# WRITTEN REQUEST:
In the material below, list every line carrying the string "Axis".

# ENTRIES:
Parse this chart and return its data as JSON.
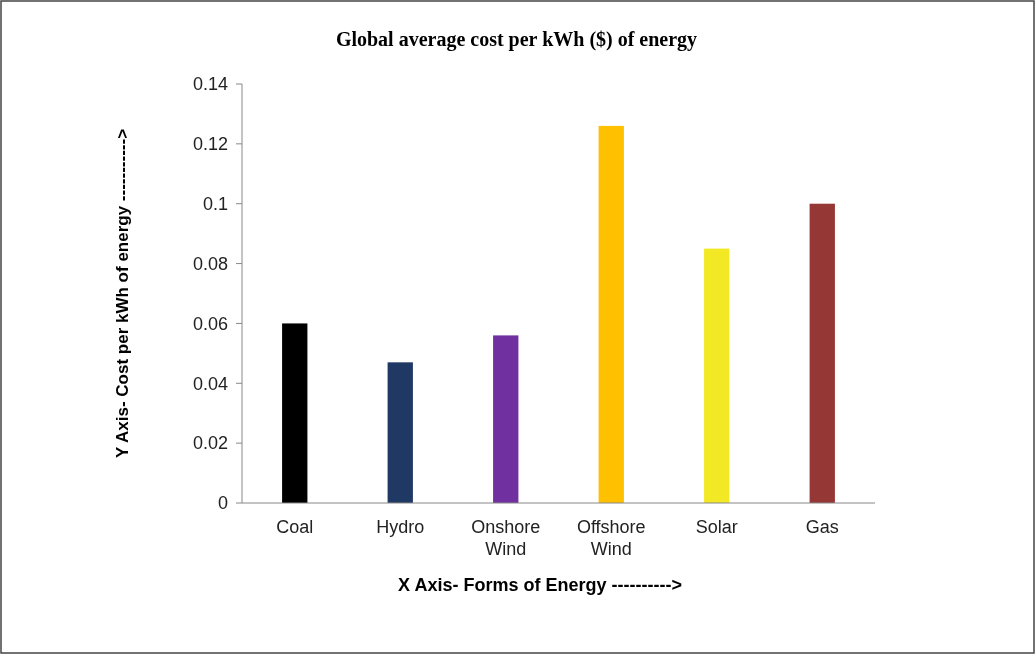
{
  "chart_data": {
    "type": "bar",
    "title": "Global average cost per kWh ($) of energy",
    "xlabel": "X Axis- Forms of Energy ---------->",
    "ylabel": "Y Axis- Cost per kWh of energy ----------->",
    "categories": [
      "Coal",
      "Hydro",
      "Onshore Wind",
      "Offshore Wind",
      "Solar",
      "Gas"
    ],
    "values": [
      0.06,
      0.047,
      0.056,
      0.126,
      0.085,
      0.1
    ],
    "colors": [
      "#000000",
      "#1f3864",
      "#7030a0",
      "#ffc000",
      "#f2e824",
      "#953735"
    ],
    "ylim": [
      0,
      0.14
    ],
    "yticks": [
      0,
      0.02,
      0.04,
      0.06,
      0.08,
      0.1,
      0.12,
      0.14
    ],
    "grid": false
  }
}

# ANSWER TO THIS TASK:
    "xlabel": "X Axis- Forms of Energy ---------->",
    "ylabel": "Y Axis- Cost per kWh of energy ----------->",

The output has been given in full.